- What you need to do -
Copy all the data exactly, except the pictures.

- Material shown -
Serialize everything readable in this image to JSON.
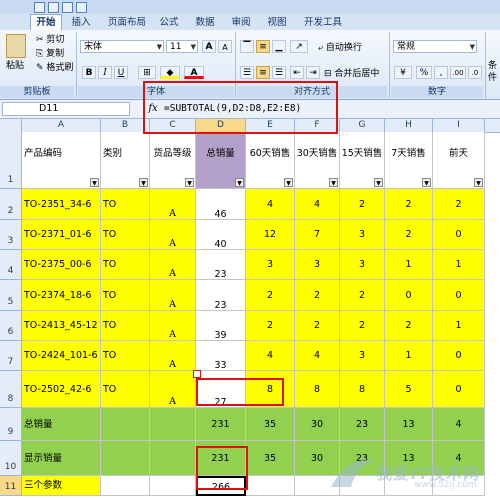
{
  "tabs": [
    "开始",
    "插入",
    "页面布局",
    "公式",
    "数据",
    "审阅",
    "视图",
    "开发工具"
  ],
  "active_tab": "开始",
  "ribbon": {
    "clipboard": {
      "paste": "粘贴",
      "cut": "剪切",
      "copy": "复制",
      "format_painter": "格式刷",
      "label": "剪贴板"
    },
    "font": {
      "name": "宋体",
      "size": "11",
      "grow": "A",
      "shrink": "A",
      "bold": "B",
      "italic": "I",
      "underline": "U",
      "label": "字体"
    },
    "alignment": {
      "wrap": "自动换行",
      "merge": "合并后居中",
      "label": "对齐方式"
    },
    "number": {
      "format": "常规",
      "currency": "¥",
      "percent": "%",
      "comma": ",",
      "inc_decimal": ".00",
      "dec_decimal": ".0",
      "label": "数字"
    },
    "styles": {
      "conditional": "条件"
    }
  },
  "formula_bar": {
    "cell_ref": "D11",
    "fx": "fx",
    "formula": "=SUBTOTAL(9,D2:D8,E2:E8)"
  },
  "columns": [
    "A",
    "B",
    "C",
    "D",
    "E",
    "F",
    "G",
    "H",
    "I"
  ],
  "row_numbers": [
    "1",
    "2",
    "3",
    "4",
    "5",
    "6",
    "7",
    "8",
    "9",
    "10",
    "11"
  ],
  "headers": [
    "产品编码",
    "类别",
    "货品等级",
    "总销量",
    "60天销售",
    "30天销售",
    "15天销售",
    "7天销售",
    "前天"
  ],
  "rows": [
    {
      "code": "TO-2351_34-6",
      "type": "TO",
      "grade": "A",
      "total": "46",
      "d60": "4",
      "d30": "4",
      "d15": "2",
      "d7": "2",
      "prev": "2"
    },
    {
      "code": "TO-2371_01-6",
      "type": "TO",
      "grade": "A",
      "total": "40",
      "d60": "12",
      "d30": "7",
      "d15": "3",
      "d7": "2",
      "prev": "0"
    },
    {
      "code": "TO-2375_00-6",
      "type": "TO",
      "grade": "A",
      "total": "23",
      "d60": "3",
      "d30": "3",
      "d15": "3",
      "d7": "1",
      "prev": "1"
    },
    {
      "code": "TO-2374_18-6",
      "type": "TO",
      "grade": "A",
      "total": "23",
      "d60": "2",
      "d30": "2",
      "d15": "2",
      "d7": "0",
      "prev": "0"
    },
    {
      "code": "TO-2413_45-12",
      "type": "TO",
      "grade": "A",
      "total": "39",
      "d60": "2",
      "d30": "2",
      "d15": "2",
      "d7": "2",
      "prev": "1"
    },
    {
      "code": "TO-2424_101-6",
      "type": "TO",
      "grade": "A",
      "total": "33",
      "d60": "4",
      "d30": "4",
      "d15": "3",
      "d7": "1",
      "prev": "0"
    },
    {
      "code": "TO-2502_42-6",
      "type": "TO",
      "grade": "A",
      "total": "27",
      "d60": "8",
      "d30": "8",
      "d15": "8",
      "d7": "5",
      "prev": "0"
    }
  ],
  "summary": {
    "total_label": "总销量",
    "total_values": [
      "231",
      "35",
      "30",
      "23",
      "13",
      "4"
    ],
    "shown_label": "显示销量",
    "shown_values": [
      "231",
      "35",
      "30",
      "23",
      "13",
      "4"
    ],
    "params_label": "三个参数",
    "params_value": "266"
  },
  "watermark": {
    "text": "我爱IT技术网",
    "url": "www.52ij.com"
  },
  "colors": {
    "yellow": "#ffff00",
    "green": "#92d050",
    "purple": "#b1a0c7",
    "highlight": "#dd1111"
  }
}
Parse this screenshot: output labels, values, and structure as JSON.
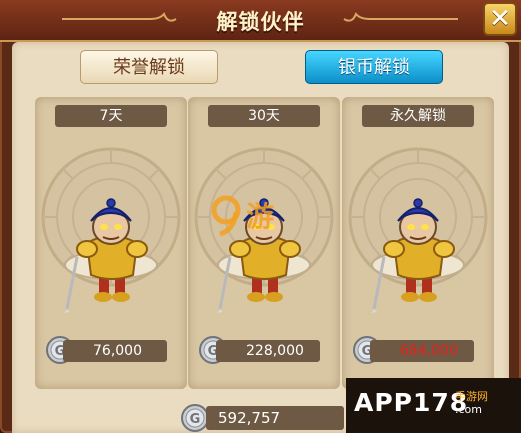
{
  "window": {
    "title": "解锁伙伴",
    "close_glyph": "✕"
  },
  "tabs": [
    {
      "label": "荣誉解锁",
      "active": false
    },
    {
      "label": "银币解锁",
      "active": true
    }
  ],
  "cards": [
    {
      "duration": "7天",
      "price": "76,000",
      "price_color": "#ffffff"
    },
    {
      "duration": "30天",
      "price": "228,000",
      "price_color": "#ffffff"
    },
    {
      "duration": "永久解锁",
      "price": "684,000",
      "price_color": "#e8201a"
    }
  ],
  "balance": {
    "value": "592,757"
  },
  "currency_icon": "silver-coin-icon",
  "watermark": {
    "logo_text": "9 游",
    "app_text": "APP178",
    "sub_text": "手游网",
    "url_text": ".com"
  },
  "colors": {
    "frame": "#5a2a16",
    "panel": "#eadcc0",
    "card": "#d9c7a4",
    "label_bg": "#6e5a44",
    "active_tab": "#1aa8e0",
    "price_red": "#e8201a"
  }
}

- Answer in full -
Serialize everything readable in this image to JSON.
{
  "tabs": [
    "开始",
    "插入",
    "页面布局",
    "公式",
    "数据",
    "审阅",
    "视图",
    "开发工具"
  ],
  "active_tab": "开始",
  "ribbon": {
    "clipboard": {
      "paste": "粘贴",
      "cut": "剪切",
      "copy": "复制",
      "format_painter": "格式刷",
      "label": "剪贴板"
    },
    "font": {
      "name": "宋体",
      "size": "11",
      "grow": "A",
      "shrink": "A",
      "bold": "B",
      "italic": "I",
      "underline": "U",
      "label": "字体"
    },
    "alignment": {
      "wrap": "自动换行",
      "merge": "合并后居中",
      "label": "对齐方式"
    },
    "number": {
      "format": "常规",
      "currency": "¥",
      "percent": "%",
      "comma": ",",
      "inc_decimal": ".00",
      "dec_decimal": ".0",
      "label": "数字"
    },
    "styles": {
      "conditional": "条件"
    }
  },
  "formula_bar": {
    "cell_ref": "D11",
    "fx": "fx",
    "formula": "=SUBTOTAL(9,D2:D8,E2:E8)"
  },
  "columns": [
    "A",
    "B",
    "C",
    "D",
    "E",
    "F",
    "G",
    "H",
    "I"
  ],
  "row_numbers": [
    "1",
    "2",
    "3",
    "4",
    "5",
    "6",
    "7",
    "8",
    "9",
    "10",
    "11"
  ],
  "headers": [
    "产品编码",
    "类别",
    "货品等级",
    "总销量",
    "60天销售",
    "30天销售",
    "15天销售",
    "7天销售",
    "前天"
  ],
  "rows": [
    {
      "code": "TO-2351_34-6",
      "type": "TO",
      "grade": "A",
      "total": "46",
      "d60": "4",
      "d30": "4",
      "d15": "2",
      "d7": "2",
      "prev": "2"
    },
    {
      "code": "TO-2371_01-6",
      "type": "TO",
      "grade": "A",
      "total": "40",
      "d60": "12",
      "d30": "7",
      "d15": "3",
      "d7": "2",
      "prev": "0"
    },
    {
      "code": "TO-2375_00-6",
      "type": "TO",
      "grade": "A",
      "total": "23",
      "d60": "3",
      "d30": "3",
      "d15": "3",
      "d7": "1",
      "prev": "1"
    },
    {
      "code": "TO-2374_18-6",
      "type": "TO",
      "grade": "A",
      "total": "23",
      "d60": "2",
      "d30": "2",
      "d15": "2",
      "d7": "0",
      "prev": "0"
    },
    {
      "code": "TO-2413_45-12",
      "type": "TO",
      "grade": "A",
      "total": "39",
      "d60": "2",
      "d30": "2",
      "d15": "2",
      "d7": "2",
      "prev": "1"
    },
    {
      "code": "TO-2424_101-6",
      "type": "TO",
      "grade": "A",
      "total": "33",
      "d60": "4",
      "d30": "4",
      "d15": "3",
      "d7": "1",
      "prev": "0"
    },
    {
      "code": "TO-2502_42-6",
      "type": "TO",
      "grade": "A",
      "total": "27",
      "d60": "8",
      "d30": "8",
      "d15": "8",
      "d7": "5",
      "prev": "0"
    }
  ],
  "summary": {
    "total_label": "总销量",
    "total_values": [
      "231",
      "35",
      "30",
      "23",
      "13",
      "4"
    ],
    "shown_label": "显示销量",
    "shown_values": [
      "231",
      "35",
      "30",
      "23",
      "13",
      "4"
    ],
    "params_label": "三个参数",
    "params_value": "266"
  },
  "watermark": {
    "text": "我爱IT技术网",
    "url": "www.52ij.com"
  },
  "colors": {
    "yellow": "#ffff00",
    "green": "#92d050",
    "purple": "#b1a0c7",
    "highlight": "#dd1111"
  }
}
Parse this screenshot: output labels, values, and structure as JSON.
{
  "window": {
    "title": "解锁伙伴",
    "close_glyph": "✕"
  },
  "tabs": [
    {
      "label": "荣誉解锁",
      "active": false
    },
    {
      "label": "银币解锁",
      "active": true
    }
  ],
  "cards": [
    {
      "duration": "7天",
      "price": "76,000",
      "price_color": "#ffffff"
    },
    {
      "duration": "30天",
      "price": "228,000",
      "price_color": "#ffffff"
    },
    {
      "duration": "永久解锁",
      "price": "684,000",
      "price_color": "#e8201a"
    }
  ],
  "balance": {
    "value": "592,757"
  },
  "currency_icon": "silver-coin-icon",
  "watermark": {
    "logo_text": "9 游",
    "app_text": "APP178",
    "sub_text": "手游网",
    "url_text": ".com"
  },
  "colors": {
    "frame": "#5a2a16",
    "panel": "#eadcc0",
    "card": "#d9c7a4",
    "label_bg": "#6e5a44",
    "active_tab": "#1aa8e0",
    "price_red": "#e8201a"
  }
}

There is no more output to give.